- _Passage_

Re: Permitting non-indirect links from David G. Durand on 1997-01-16 (w3c-sgml-wg@w3.org from January 1997)

From: David G. Durand <dgd@cs.bu.edu>
Date: Thu, 16 Jan 1997 12:16:09 -0500
To: w3c-sgml-wg@www10.w3.org
Message-Id: <v02130506af040b65fdf2@[205.181.197.81]>
At 5:48 AM 1/16/97, Martin Bryan wrote:
>David Durand wrote:
>>>There are two problems with this appoach. One is the need to define entities
>>>for each part of each URL in the BOS or document, and the second is that
>>>each link has to look different so my second link has to read:
>>><a href="http://&base-server2;/&rootpath2;/&that-subject-path;/&that-doc">
>>
>>They only have to look this different if it uses a different server,
>>different root path, different subject path, and different document path.
>
>I was just making it clear to other readers that the entity names you gave,
>which looked very nice for the first example, are not reusable for every URL
>as entities cannot be redeclared within docs. The result is that by the
>100th source of files you get some pretty wierd entity names, and a chance
>of clashing with other entity names in the DTD.
>
>>Declaring entities is no harder than the extra elements that the HyTime
>>approach would require.
>
>I'm not saying it would be - remember that I have said before that entities
>in a BOS are a good way of assigning referencable names to files. The same
>applies to naming reusable fragments of file identifiers, if you are willing
>to live with parsing the entity declarations. The problem is that our
>DTD-less browser would be required to parse the entity declarations to get
>the URLs. I thought we wanted to avoid this.

Well, I want to avoid it because of the extra file-transfers, but if we are
indirecting anyway, there is no problem there. And in any case, all of this
can be done in the document instance, by putting the entity declarations
into the internal subset.

And if the internal subset declares and references a parameter entity with
the redirected entity definitions, you can have the indirection, too!

>>I don't understand this sentence. The above example has a seriws of
>>hard-wired values, and seems utterly equivalent to the following:
>><a URL="http://www.echo.lu/"oii/en/alpha.html#X>
>
>The difference is that I can change one part of the hardwired string without
>changing the whole string: therefore changing all files that have moved
>directory or moved server becomes a lot easier.

I still don't understand. The global change that is going to update all the
occurrences of /oii/en/, could update a URL or an attribute value just as
easily. (Or the editor function could do it, doesn't matter).

One way you're updating a substring in a URL everywhere, the other way,
you're updating an atribute value everywhere. The difference in convenience
seems marginal.

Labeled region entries

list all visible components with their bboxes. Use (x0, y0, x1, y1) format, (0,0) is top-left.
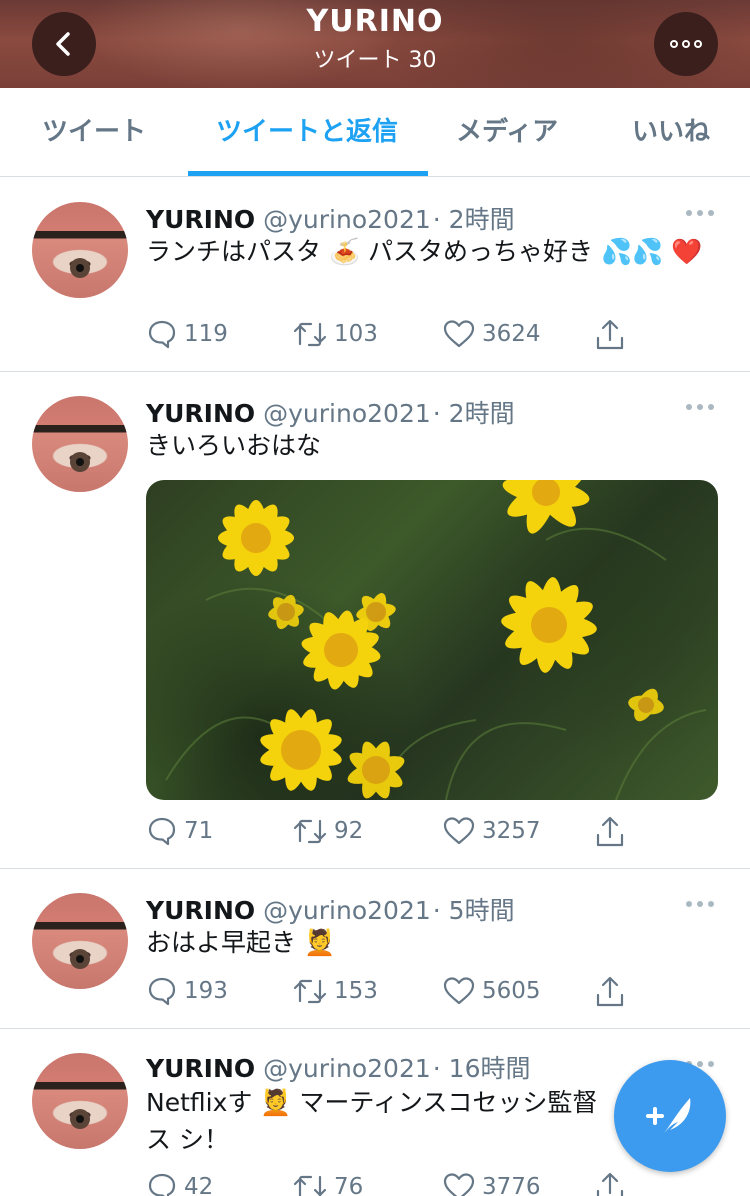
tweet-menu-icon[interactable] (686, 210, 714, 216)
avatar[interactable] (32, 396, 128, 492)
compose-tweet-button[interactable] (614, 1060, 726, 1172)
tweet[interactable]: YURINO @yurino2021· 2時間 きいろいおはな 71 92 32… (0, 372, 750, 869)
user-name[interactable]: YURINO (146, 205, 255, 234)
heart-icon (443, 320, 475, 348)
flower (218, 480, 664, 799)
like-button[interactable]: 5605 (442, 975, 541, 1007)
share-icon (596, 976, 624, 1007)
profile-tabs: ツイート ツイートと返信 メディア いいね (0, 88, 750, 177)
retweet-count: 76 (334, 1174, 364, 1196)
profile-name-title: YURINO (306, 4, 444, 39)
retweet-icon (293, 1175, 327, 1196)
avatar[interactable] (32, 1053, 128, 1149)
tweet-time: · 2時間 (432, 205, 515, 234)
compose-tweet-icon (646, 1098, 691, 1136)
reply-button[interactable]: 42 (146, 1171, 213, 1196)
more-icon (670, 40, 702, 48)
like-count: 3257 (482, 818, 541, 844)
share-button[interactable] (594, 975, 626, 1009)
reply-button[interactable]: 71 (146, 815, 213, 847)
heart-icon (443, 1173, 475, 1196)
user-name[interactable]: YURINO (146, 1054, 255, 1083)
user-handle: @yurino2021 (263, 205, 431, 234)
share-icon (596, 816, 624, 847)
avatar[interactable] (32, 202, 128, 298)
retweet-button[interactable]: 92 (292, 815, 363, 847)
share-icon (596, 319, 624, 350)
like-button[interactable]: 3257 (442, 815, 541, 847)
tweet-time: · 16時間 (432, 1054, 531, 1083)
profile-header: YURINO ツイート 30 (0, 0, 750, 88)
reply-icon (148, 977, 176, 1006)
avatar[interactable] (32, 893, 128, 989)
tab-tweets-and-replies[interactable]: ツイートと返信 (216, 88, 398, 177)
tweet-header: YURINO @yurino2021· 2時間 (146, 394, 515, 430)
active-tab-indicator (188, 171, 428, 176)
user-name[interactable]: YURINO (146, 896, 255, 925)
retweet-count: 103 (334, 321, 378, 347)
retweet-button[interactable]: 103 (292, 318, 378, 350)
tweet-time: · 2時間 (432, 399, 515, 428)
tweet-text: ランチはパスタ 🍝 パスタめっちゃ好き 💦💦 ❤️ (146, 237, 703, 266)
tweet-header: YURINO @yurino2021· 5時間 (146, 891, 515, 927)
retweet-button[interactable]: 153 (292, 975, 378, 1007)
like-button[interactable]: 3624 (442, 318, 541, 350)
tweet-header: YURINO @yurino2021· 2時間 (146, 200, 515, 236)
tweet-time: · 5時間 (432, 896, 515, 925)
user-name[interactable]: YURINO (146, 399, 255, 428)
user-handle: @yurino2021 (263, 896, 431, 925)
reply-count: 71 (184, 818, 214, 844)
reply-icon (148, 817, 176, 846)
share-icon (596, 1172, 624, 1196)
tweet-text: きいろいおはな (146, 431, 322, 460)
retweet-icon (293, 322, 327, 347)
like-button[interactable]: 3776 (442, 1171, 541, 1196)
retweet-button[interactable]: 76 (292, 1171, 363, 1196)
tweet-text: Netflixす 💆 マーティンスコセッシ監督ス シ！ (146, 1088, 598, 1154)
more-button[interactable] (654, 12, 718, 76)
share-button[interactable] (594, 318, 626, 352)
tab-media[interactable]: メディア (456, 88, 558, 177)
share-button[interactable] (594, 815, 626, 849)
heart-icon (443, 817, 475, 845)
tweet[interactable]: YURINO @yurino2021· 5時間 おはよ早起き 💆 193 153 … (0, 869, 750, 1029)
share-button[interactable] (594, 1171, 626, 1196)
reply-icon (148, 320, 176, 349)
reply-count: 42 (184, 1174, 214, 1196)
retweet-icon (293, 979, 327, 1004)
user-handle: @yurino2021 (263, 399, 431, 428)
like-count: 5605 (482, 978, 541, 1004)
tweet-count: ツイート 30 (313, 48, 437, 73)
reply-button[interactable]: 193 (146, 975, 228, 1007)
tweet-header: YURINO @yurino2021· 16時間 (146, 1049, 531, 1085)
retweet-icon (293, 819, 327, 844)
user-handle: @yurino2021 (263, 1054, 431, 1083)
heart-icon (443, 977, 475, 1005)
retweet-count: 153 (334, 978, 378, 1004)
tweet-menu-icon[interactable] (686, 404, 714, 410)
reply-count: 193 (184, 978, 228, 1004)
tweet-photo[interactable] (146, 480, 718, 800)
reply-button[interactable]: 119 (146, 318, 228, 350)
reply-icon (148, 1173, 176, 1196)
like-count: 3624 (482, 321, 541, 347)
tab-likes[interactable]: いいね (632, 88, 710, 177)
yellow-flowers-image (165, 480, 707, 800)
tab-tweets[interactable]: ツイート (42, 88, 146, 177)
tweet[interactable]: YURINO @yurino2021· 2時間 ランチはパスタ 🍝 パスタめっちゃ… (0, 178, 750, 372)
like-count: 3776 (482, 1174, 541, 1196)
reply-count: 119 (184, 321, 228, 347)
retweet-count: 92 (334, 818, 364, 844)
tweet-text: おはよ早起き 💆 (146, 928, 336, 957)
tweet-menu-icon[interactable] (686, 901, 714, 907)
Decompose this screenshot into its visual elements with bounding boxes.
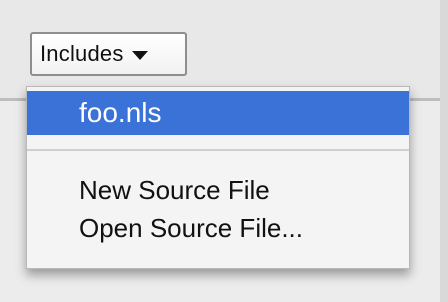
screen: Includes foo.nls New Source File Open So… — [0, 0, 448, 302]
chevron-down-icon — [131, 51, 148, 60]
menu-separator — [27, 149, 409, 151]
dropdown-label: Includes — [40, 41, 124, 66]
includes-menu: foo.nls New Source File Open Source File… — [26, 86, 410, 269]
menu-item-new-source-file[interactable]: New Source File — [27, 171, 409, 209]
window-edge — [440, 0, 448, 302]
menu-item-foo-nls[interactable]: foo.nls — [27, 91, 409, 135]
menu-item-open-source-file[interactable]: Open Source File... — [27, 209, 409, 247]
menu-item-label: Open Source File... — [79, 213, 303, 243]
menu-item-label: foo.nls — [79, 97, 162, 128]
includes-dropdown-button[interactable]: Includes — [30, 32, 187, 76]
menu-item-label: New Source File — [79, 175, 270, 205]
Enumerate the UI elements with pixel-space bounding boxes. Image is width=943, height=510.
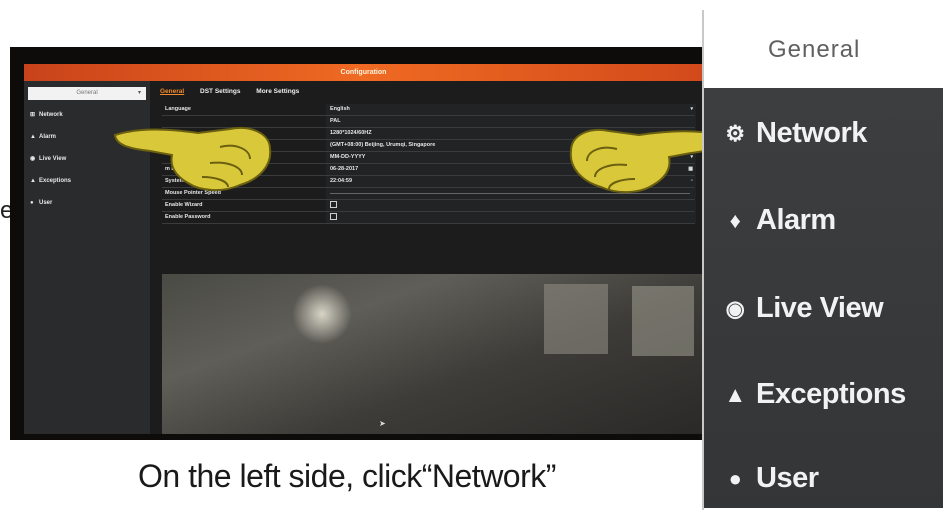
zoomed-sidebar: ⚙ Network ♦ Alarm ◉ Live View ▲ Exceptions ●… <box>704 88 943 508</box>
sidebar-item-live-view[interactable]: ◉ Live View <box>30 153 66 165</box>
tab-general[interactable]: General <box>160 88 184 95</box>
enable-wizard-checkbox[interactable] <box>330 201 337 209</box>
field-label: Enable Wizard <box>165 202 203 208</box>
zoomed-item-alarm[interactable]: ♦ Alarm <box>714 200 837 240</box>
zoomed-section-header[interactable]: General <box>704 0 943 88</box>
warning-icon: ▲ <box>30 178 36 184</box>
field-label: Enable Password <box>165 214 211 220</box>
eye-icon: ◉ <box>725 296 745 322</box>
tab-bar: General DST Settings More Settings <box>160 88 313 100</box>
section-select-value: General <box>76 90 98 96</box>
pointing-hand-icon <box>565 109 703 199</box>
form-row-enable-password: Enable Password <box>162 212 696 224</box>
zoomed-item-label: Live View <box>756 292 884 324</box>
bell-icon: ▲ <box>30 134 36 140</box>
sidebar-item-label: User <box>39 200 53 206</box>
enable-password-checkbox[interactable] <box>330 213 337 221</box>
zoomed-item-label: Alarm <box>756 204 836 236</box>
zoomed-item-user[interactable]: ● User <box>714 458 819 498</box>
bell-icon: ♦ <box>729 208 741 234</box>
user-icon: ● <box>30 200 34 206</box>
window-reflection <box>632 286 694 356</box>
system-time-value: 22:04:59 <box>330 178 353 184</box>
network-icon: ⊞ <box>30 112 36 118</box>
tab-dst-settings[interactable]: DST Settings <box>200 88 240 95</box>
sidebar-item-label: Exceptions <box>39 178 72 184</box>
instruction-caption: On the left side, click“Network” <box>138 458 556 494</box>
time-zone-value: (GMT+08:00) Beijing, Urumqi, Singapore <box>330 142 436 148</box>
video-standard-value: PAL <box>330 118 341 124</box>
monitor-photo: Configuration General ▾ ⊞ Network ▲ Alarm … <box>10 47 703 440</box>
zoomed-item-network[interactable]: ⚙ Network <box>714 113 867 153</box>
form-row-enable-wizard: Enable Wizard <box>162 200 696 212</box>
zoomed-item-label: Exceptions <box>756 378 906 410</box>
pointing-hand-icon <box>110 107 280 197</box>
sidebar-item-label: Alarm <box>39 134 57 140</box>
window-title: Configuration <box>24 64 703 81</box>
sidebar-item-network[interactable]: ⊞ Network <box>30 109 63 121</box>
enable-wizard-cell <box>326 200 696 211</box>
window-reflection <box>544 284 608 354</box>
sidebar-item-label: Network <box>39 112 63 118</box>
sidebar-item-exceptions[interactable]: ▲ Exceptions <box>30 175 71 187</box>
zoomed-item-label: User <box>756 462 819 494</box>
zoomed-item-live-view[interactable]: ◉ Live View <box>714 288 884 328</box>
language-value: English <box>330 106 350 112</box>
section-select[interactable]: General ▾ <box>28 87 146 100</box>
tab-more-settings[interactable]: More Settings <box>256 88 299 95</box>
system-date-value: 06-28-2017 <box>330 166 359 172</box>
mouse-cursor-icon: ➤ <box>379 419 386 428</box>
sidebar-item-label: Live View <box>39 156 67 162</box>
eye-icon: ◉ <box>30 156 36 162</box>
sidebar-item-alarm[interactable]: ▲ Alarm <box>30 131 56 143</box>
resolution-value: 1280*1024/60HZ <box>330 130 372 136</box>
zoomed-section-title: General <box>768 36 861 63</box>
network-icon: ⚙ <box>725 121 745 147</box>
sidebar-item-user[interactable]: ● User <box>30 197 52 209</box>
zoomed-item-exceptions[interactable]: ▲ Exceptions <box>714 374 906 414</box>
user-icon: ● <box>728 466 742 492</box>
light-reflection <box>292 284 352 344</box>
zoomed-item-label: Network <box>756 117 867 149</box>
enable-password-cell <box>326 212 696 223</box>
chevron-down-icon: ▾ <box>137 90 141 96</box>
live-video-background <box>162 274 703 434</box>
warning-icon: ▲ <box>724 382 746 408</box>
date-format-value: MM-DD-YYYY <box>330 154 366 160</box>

- _Work to do_
(a) Translate this sentence from the message on permitting non-indirect links into Spanish: "Declaring entities is no harder than the extra elements that the HyTime approach would require."
(b) Answer these questions using the message on permitting non-indirect links:
(i) On what date was the message sent?
(ii) According to Martin Bryan, what would the DTD-less browser be required to parse to get the URLs?
(iii) Where does Durand say the entity declarations can be put so that everything can be done in the document instance?
(c) Resume the message on permitting non-indirect links, starting right after its final sentence.

- _Answer list_
(a) Declarar entidades no es más difícil que los elementos adicionales que requeriría el enfoque de HyTime.

(b)
(i) Thursday, January 16, 1997.
(ii) The entity declarations.
(iii) Into the internal subset.

(c)
>>I see the breakup of the URL into attribute values, but I don't see that
>>this does anything but save a programmer from writing a 50-line URL parser.
Link management doesn't seem to change on whit to me, just the work of the
parser writer. And most people (not you) recycle URLs via cut-and-paste
from a browser -- they would be _dis_-advantaged by this approach.

>> example of indirection using entities deleted. What's the real difference
>> between the two?
>
>Only in that it points to id name space rather than entity name space. Id
>name space is created in the document instance, which must be parsed by the
>browser, whereas entity name space is created in the DTD, which is not
>necessarily parsed by the browser.

Internal subsets can be. If you are willing to do this indirection, the
internal subset is a small price to pay. I'm also now convinced that the
internal subset should always be parsed for entity and attribute
declarations, anyway, as I'm arguing in a separate thread.
>><a dest="url-chain">
>><location id="url-chain" locsrc="chain1" url="#x">
>><location id="chain1" locsrc="chain2" url="alpha.html">
>><location id="chain2" locsrc="chain3" url="/oii/en/"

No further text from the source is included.